* _TASK TO CARRY OUT_: Write out every entry, unchanged. Skip any picture.

* _DATA PROVIDED_:
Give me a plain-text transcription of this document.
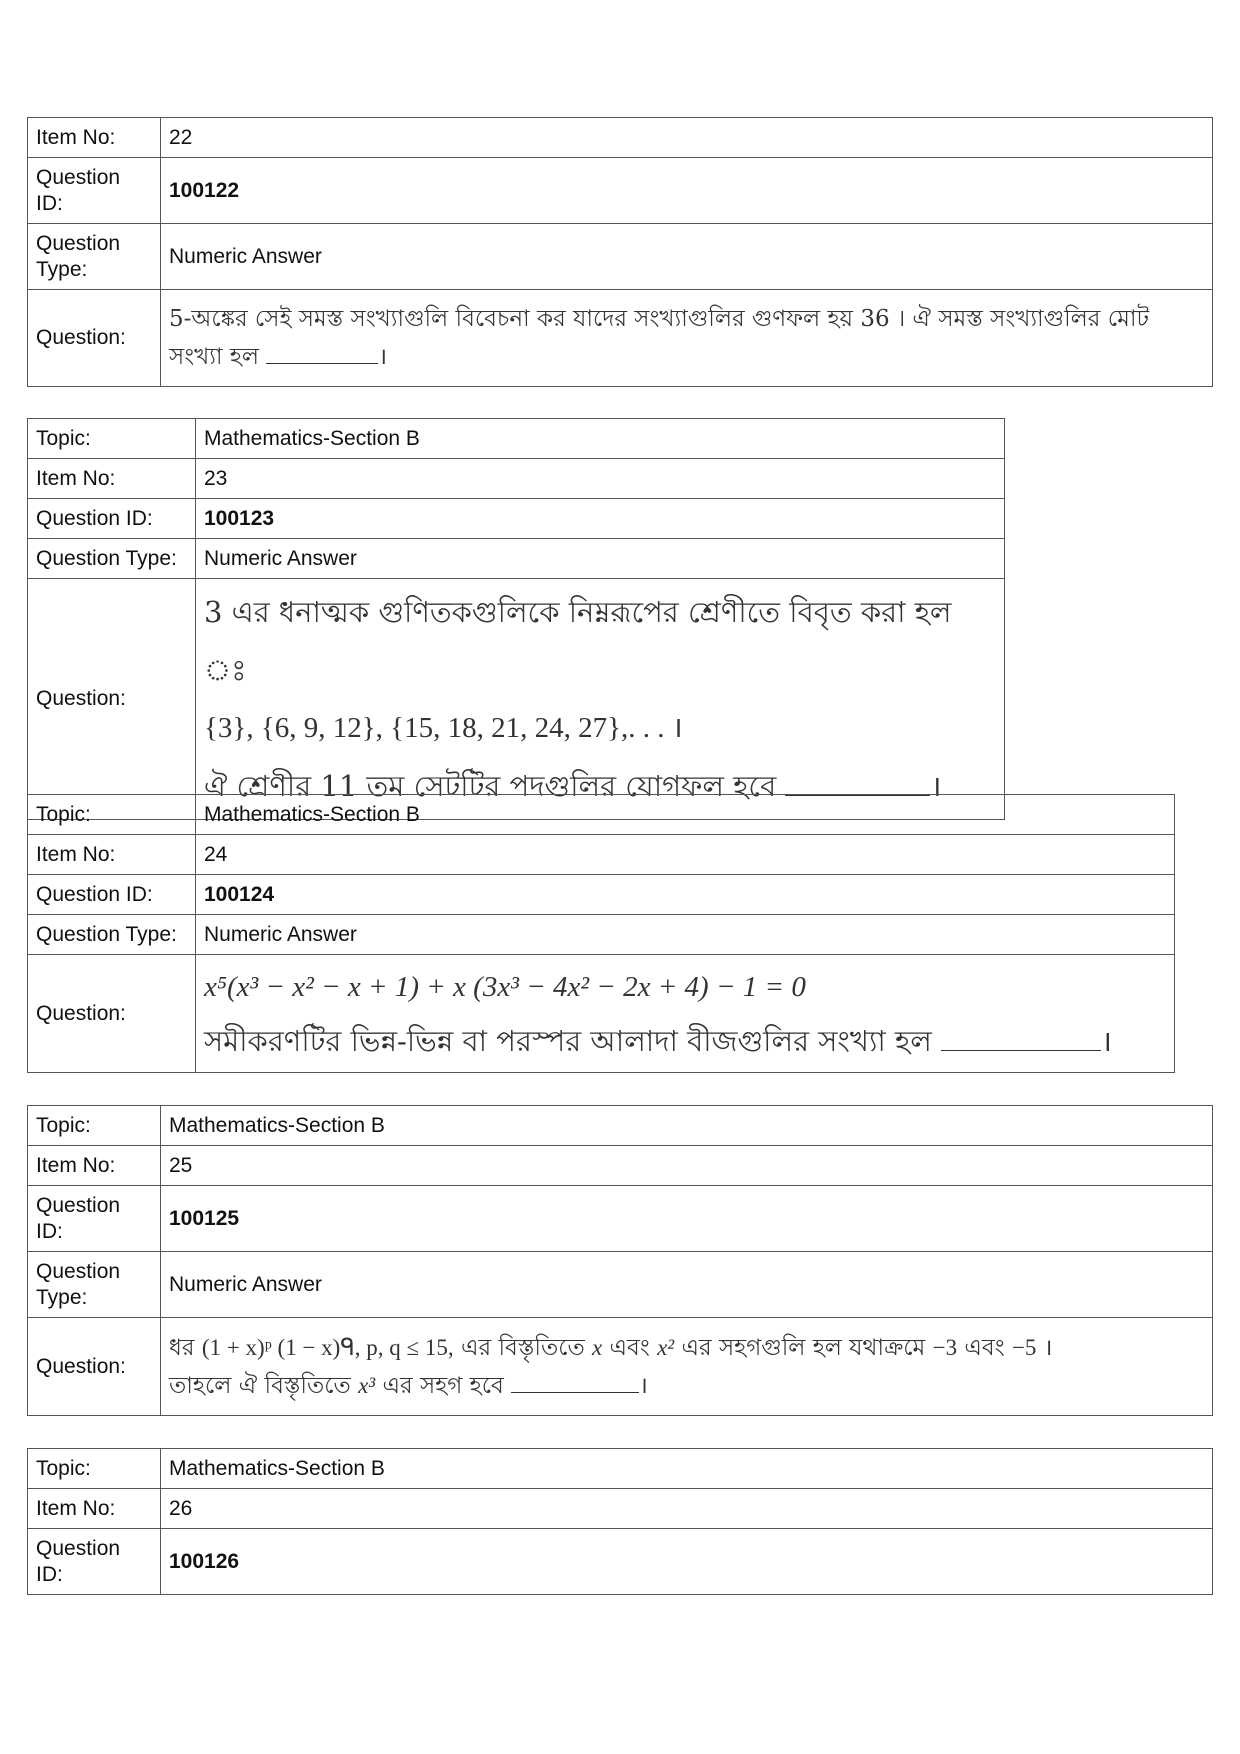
Item No:	22
Question
ID:	100122
Question
Type:	Numeric Answer
Question:	5-অঙ্কের সেই সমস্ত সংখ্যাগুলি বিবেচনা কর যাদের সংখ্যাগুলির গুণফল হয় 36 । ঐ সমস্ত সংখ্যাগুলির মোট
সংখ্যা হল ।
Topic:	Mathematics-Section B
Item No:	23
Question ID:	100123
Question Type:	Numeric Answer
Question:	3 এর ধনাত্মক গুণিতকগুলিকে নিম্নরূপের শ্রেণীতে বিবৃত করা হল ঃ
{3}, {6, 9, 12}, {15, 18, 21, 24, 27},. . . ।
ঐ শ্রেণীর 11 তম সেটটির পদগুলির যোগফল হবে ।
Topic:	Mathematics-Section B
Item No:	24
Question ID:	100124
Question Type:	Numeric Answer
Question:	x⁵(x³ − x² − x + 1) + x (3x³ − 4x² − 2x + 4) − 1 = 0
সমীকরণটির ভিন্ন-ভিন্ন বা পরস্পর আলাদা বীজগুলির সংখ্যা হল ।
Topic:	Mathematics-Section B
Item No:	25
Question
ID:	100125
Question
Type:	Numeric Answer
Question:	ধর (1 + x)ᵖ (1 − x)ᑫ, p, q ≤ 15, এর বিস্তৃতিতে x এবং x² এর সহগগুলি হল যথাক্রমে −3 এবং −5 ।
তাহলে ঐ বিস্তৃতিতে x³ এর সহগ হবে ।
Topic:	Mathematics-Section B
Item No:	26
Question
ID:	100126
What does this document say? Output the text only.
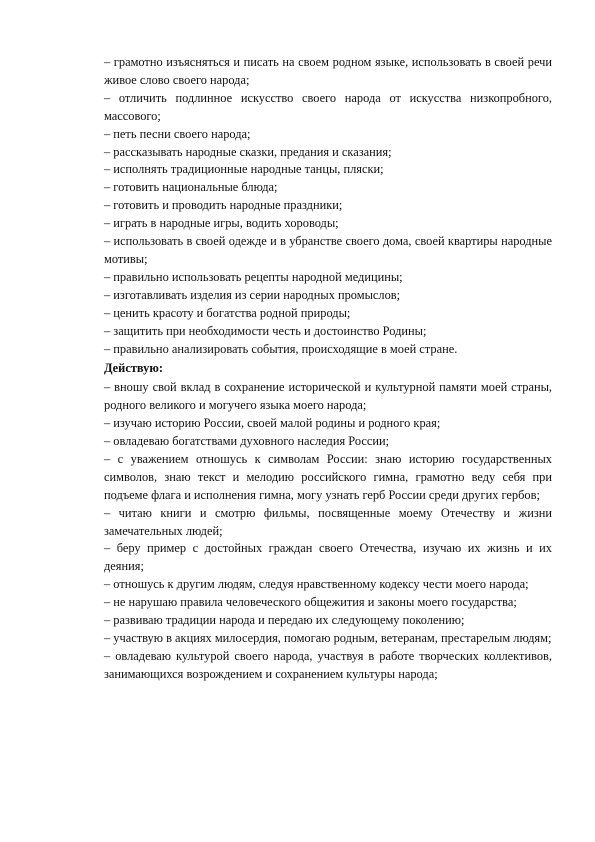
– грамотно изъясняться и писать на своем родном языке, использовать в своей речи живое слово своего народа;

– отличить подлинное искусство своего народа от искусства низкопробного, массового;

– петь песни своего народа;

– рассказывать народные сказки, предания и сказания;

– исполнять традиционные народные танцы, пляски;

– готовить национальные блюда;

– готовить и проводить народные праздники;

– играть в народные игры, водить хороводы;

– использовать в своей одежде и в убранстве своего дома, своей квартиры народные мотивы;

– правильно использовать рецепты народной медицины;

– изготавливать изделия из серии народных промыслов;

– ценить красоту и богатства родной природы;

– защитить при необходимости честь и достоинство Родины;

– правильно анализировать события, происходящие в моей стране.

Действую:

– вношу свой вклад в сохранение исторической и культурной памяти моей страны, родного великого и могучего языка моего народа;

– изучаю историю России, своей малой родины и родного края;

– овладеваю богатствами духовного наследия России;

– с уважением отношусь к символам России: знаю историю государственных символов, знаю текст и мелодию российского гимна, грамотно веду себя при подъеме флага и исполнения гимна, могу узнать герб России среди других гербов;

– читаю книги и смотрю фильмы, посвященные моему Отечеству и жизни замечательных людей;

– беру пример с достойных граждан своего Отечества, изучаю их жизнь и их деяния;

– отношусь к другим людям, следуя нравственному кодексу чести моего народа;

– не нарушаю правила человеческого общежития и законы моего государства;

– развиваю традиции народа и передаю их следующему поколению;

– участвую в акциях милосердия, помогаю родным, ветеранам, престарелым людям;

– овладеваю культурой своего народа, участвуя в работе творческих коллективов, занимающихся возрождением и сохранением культуры народа;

* _OUTPUT OF THE EXERCISE_:
Give me a plain-text transcription of this document.
Item No:	22
Question
ID:	100122
Question
Type:	Numeric Answer
Question:	5-অঙ্কের সেই সমস্ত সংখ্যাগুলি বিবেচনা কর যাদের সংখ্যাগুলির গুণফল হয় 36 । ঐ সমস্ত সংখ্যাগুলির মোট
সংখ্যা হল ।
Topic:	Mathematics-Section B
Item No:	23
Question ID:	100123
Question Type:	Numeric Answer
Question:	3 এর ধনাত্মক গুণিতকগুলিকে নিম্নরূপের শ্রেণীতে বিবৃত করা হল ঃ
{3}, {6, 9, 12}, {15, 18, 21, 24, 27},. . . ।
ঐ শ্রেণীর 11 তম সেটটির পদগুলির যোগফল হবে ।
Topic:	Mathematics-Section B
Item No:	24
Question ID:	100124
Question Type:	Numeric Answer
Question:	x⁵(x³ − x² − x + 1) + x (3x³ − 4x² − 2x + 4) − 1 = 0
সমীকরণটির ভিন্ন-ভিন্ন বা পরস্পর আলাদা বীজগুলির সংখ্যা হল ।
Topic:	Mathematics-Section B
Item No:	25
Question
ID:	100125
Question
Type:	Numeric Answer
Question:	ধর (1 + x)ᵖ (1 − x)ᑫ, p, q ≤ 15, এর বিস্তৃতিতে x এবং x² এর সহগগুলি হল যথাক্রমে −3 এবং −5 ।
তাহলে ঐ বিস্তৃতিতে x³ এর সহগ হবে ।
Topic:	Mathematics-Section B
Item No:	26
Question
ID:	100126
What does this document say? Output the text only.
– грамотно изъясняться и писать на своем родном языке, использовать в своей речи живое слово своего народа;

– отличить подлинное искусство своего народа от искусства низкопробного, массового;

– петь песни своего народа;

– рассказывать народные сказки, предания и сказания;

– исполнять традиционные народные танцы, пляски;

– готовить национальные блюда;

– готовить и проводить народные праздники;

– играть в народные игры, водить хороводы;

– использовать в своей одежде и в убранстве своего дома, своей квартиры народные мотивы;

– правильно использовать рецепты народной медицины;

– изготавливать изделия из серии народных промыслов;

– ценить красоту и богатства родной природы;

– защитить при необходимости честь и достоинство Родины;

– правильно анализировать события, происходящие в моей стране.

Действую:

– вношу свой вклад в сохранение исторической и культурной памяти моей страны, родного великого и могучего языка моего народа;

– изучаю историю России, своей малой родины и родного края;

– овладеваю богатствами духовного наследия России;

– с уважением отношусь к символам России: знаю историю государственных символов, знаю текст и мелодию российского гимна, грамотно веду себя при подъеме флага и исполнения гимна, могу узнать герб России среди других гербов;

– читаю книги и смотрю фильмы, посвященные моему Отечеству и жизни замечательных людей;

– беру пример с достойных граждан своего Отечества, изучаю их жизнь и их деяния;

– отношусь к другим людям, следуя нравственному кодексу чести моего народа;

– не нарушаю правила человеческого общежития и законы моего государства;

– развиваю традиции народа и передаю их следующему поколению;

– участвую в акциях милосердия, помогаю родным, ветеранам, престарелым людям;

– овладеваю культурой своего народа, участвуя в работе творческих коллективов, занимающихся возрождением и сохранением культуры народа;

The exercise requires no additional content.